◆ **Task brief**
Transcribe the records that follow, preserving every word.

Start of Records to use

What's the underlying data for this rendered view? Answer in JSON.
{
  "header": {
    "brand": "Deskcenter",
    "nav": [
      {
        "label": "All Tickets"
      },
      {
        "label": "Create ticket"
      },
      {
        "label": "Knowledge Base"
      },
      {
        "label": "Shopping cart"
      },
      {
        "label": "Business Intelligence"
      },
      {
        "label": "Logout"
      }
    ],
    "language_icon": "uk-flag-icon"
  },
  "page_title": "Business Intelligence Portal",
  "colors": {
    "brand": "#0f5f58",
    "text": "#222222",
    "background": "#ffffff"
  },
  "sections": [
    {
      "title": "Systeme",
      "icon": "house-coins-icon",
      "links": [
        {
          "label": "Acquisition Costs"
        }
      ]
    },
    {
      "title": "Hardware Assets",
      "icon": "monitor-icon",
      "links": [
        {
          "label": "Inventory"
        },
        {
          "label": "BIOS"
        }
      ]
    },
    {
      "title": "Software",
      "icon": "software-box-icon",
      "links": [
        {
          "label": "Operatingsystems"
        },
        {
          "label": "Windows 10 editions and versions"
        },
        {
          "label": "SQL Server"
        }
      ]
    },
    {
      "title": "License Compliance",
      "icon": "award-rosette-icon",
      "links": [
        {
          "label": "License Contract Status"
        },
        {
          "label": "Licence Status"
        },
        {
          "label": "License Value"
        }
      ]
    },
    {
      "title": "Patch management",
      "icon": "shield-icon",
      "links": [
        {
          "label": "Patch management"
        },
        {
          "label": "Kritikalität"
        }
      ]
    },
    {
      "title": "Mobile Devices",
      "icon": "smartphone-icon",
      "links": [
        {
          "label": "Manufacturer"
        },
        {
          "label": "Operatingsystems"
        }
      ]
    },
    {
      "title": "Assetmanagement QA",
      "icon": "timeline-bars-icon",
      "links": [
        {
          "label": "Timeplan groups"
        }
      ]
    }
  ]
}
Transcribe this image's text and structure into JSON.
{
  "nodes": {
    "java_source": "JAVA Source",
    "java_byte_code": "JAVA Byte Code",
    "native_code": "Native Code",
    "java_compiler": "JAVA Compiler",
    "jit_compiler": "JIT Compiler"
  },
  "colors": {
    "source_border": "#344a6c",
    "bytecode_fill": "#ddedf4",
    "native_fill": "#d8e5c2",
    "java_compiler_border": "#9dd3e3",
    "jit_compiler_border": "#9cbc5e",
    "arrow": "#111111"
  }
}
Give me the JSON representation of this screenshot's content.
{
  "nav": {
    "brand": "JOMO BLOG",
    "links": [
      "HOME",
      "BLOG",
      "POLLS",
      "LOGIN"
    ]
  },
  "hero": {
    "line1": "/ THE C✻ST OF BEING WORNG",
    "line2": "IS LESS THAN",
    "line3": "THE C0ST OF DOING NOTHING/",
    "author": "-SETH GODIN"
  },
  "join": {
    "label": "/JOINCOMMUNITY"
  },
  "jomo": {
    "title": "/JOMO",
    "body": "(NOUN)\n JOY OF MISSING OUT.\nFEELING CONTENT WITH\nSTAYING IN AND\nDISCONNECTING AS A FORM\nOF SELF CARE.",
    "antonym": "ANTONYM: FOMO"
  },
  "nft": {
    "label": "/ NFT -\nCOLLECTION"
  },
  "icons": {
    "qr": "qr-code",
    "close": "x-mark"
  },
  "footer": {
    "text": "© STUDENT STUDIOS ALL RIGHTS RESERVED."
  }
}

End of Records to use

◆ **Written answer**
What's the underlying data for this rendered view? Answer in JSON.
{
  "header": {
    "brand": "Deskcenter",
    "nav": [
      {
        "label": "All Tickets"
      },
      {
        "label": "Create ticket"
      },
      {
        "label": "Knowledge Base"
      },
      {
        "label": "Shopping cart"
      },
      {
        "label": "Business Intelligence"
      },
      {
        "label": "Logout"
      }
    ],
    "language_icon": "uk-flag-icon"
  },
  "page_title": "Business Intelligence Portal",
  "colors": {
    "brand": "#0f5f58",
    "text": "#222222",
    "background": "#ffffff"
  },
  "sections": [
    {
      "title": "Systeme",
      "icon": "house-coins-icon",
      "links": [
        {
          "label": "Acquisition Costs"
        }
      ]
    },
    {
      "title": "Hardware Assets",
      "icon": "monitor-icon",
      "links": [
        {
          "label": "Inventory"
        },
        {
          "label": "BIOS"
        }
      ]
    },
    {
      "title": "Software",
      "icon": "software-box-icon",
      "links": [
        {
          "label": "Operatingsystems"
        },
        {
          "label": "Windows 10 editions and versions"
        },
        {
          "label": "SQL Server"
        }
      ]
    },
    {
      "title": "License Compliance",
      "icon": "award-rosette-icon",
      "links": [
        {
          "label": "License Contract Status"
        },
        {
          "label": "Licence Status"
        },
        {
          "label": "License Value"
        }
      ]
    },
    {
      "title": "Patch management",
      "icon": "shield-icon",
      "links": [
        {
          "label": "Patch management"
        },
        {
          "label": "Kritikalität"
        }
      ]
    },
    {
      "title": "Mobile Devices",
      "icon": "smartphone-icon",
      "links": [
        {
          "label": "Manufacturer"
        },
        {
          "label": "Operatingsystems"
        }
      ]
    },
    {
      "title": "Assetmanagement QA",
      "icon": "timeline-bars-icon",
      "links": [
        {
          "label": "Timeplan groups"
        }
      ]
    }
  ]
}
Transcribe this image's text and structure into JSON.
{
  "nodes": {
    "java_source": "JAVA Source",
    "java_byte_code": "JAVA Byte Code",
    "native_code": "Native Code",
    "java_compiler": "JAVA Compiler",
    "jit_compiler": "JIT Compiler"
  },
  "colors": {
    "source_border": "#344a6c",
    "bytecode_fill": "#ddedf4",
    "native_fill": "#d8e5c2",
    "java_compiler_border": "#9dd3e3",
    "jit_compiler_border": "#9cbc5e",
    "arrow": "#111111"
  }
}
Give me the JSON representation of this screenshot's content.
{
  "nav": {
    "brand": "JOMO BLOG",
    "links": [
      "HOME",
      "BLOG",
      "POLLS",
      "LOGIN"
    ]
  },
  "hero": {
    "line1": "/ THE C✻ST OF BEING WORNG",
    "line2": "IS LESS THAN",
    "line3": "THE C0ST OF DOING NOTHING/",
    "author": "-SETH GODIN"
  },
  "join": {
    "label": "/JOINCOMMUNITY"
  },
  "jomo": {
    "title": "/JOMO",
    "body": "(NOUN)\n JOY OF MISSING OUT.\nFEELING CONTENT WITH\nSTAYING IN AND\nDISCONNECTING AS A FORM\nOF SELF CARE.",
    "antonym": "ANTONYM: FOMO"
  },
  "nft": {
    "label": "/ NFT -\nCOLLECTION"
  },
  "icons": {
    "qr": "qr-code",
    "close": "x-mark"
  },
  "footer": {
    "text": "© STUDENT STUDIOS ALL RIGHTS RESERVED."
  }
}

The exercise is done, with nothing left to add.